Copy out every record below with complete accuracy.

(Dataset items)
*-*-*
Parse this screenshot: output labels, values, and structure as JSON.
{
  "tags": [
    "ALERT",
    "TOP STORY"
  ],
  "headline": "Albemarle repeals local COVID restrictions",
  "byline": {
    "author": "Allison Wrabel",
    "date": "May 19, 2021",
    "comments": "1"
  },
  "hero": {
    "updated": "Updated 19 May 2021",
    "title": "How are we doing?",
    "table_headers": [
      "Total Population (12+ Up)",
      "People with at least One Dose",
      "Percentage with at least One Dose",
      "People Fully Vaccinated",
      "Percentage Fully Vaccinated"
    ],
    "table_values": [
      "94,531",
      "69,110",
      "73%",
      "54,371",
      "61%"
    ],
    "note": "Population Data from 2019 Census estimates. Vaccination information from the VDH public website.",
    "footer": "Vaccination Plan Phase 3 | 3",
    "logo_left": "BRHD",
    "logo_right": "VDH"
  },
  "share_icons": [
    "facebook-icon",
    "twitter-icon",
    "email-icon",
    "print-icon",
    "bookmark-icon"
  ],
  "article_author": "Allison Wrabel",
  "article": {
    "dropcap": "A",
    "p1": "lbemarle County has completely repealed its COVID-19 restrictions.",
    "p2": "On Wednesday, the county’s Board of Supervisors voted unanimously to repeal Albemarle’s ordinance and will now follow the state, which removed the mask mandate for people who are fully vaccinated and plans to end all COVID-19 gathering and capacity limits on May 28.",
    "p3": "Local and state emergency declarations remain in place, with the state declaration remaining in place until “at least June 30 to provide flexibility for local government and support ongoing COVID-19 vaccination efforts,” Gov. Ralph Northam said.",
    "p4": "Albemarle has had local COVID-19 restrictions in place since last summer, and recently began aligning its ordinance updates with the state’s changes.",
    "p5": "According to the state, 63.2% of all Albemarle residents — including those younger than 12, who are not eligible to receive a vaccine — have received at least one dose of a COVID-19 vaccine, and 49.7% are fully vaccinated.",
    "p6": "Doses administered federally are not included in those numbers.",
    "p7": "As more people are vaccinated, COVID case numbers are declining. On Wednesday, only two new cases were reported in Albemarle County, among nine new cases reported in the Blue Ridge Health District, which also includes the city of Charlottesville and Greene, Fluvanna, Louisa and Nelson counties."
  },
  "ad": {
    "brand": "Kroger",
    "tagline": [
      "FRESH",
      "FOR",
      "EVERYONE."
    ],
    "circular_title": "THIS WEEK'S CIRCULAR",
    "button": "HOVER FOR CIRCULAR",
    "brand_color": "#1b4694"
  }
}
*-*-*
> THE RESULT
Parse this screenshot: output labels, values, and structure as JSON.
{
  "tags": [
    "ALERT",
    "TOP STORY"
  ],
  "headline": "Albemarle repeals local COVID restrictions",
  "byline": {
    "author": "Allison Wrabel",
    "date": "May 19, 2021",
    "comments": "1"
  },
  "hero": {
    "updated": "Updated 19 May 2021",
    "title": "How are we doing?",
    "table_headers": [
      "Total Population (12+ Up)",
      "People with at least One Dose",
      "Percentage with at least One Dose",
      "People Fully Vaccinated",
      "Percentage Fully Vaccinated"
    ],
    "table_values": [
      "94,531",
      "69,110",
      "73%",
      "54,371",
      "61%"
    ],
    "note": "Population Data from 2019 Census estimates. Vaccination information from the VDH public website.",
    "footer": "Vaccination Plan Phase 3 | 3",
    "logo_left": "BRHD",
    "logo_right": "VDH"
  },
  "share_icons": [
    "facebook-icon",
    "twitter-icon",
    "email-icon",
    "print-icon",
    "bookmark-icon"
  ],
  "article_author": "Allison Wrabel",
  "article": {
    "dropcap": "A",
    "p1": "lbemarle County has completely repealed its COVID-19 restrictions.",
    "p2": "On Wednesday, the county’s Board of Supervisors voted unanimously to repeal Albemarle’s ordinance and will now follow the state, which removed the mask mandate for people who are fully vaccinated and plans to end all COVID-19 gathering and capacity limits on May 28.",
    "p3": "Local and state emergency declarations remain in place, with the state declaration remaining in place until “at least June 30 to provide flexibility for local government and support ongoing COVID-19 vaccination efforts,” Gov. Ralph Northam said.",
    "p4": "Albemarle has had local COVID-19 restrictions in place since last summer, and recently began aligning its ordinance updates with the state’s changes.",
    "p5": "According to the state, 63.2% of all Albemarle residents — including those younger than 12, who are not eligible to receive a vaccine — have received at least one dose of a COVID-19 vaccine, and 49.7% are fully vaccinated.",
    "p6": "Doses administered federally are not included in those numbers.",
    "p7": "As more people are vaccinated, COVID case numbers are declining. On Wednesday, only two new cases were reported in Albemarle County, among nine new cases reported in the Blue Ridge Health District, which also includes the city of Charlottesville and Greene, Fluvanna, Louisa and Nelson counties."
  },
  "ad": {
    "brand": "Kroger",
    "tagline": [
      "FRESH",
      "FOR",
      "EVERYONE."
    ],
    "circular_title": "THIS WEEK'S CIRCULAR",
    "button": "HOVER FOR CIRCULAR",
    "brand_color": "#1b4694"
  }
}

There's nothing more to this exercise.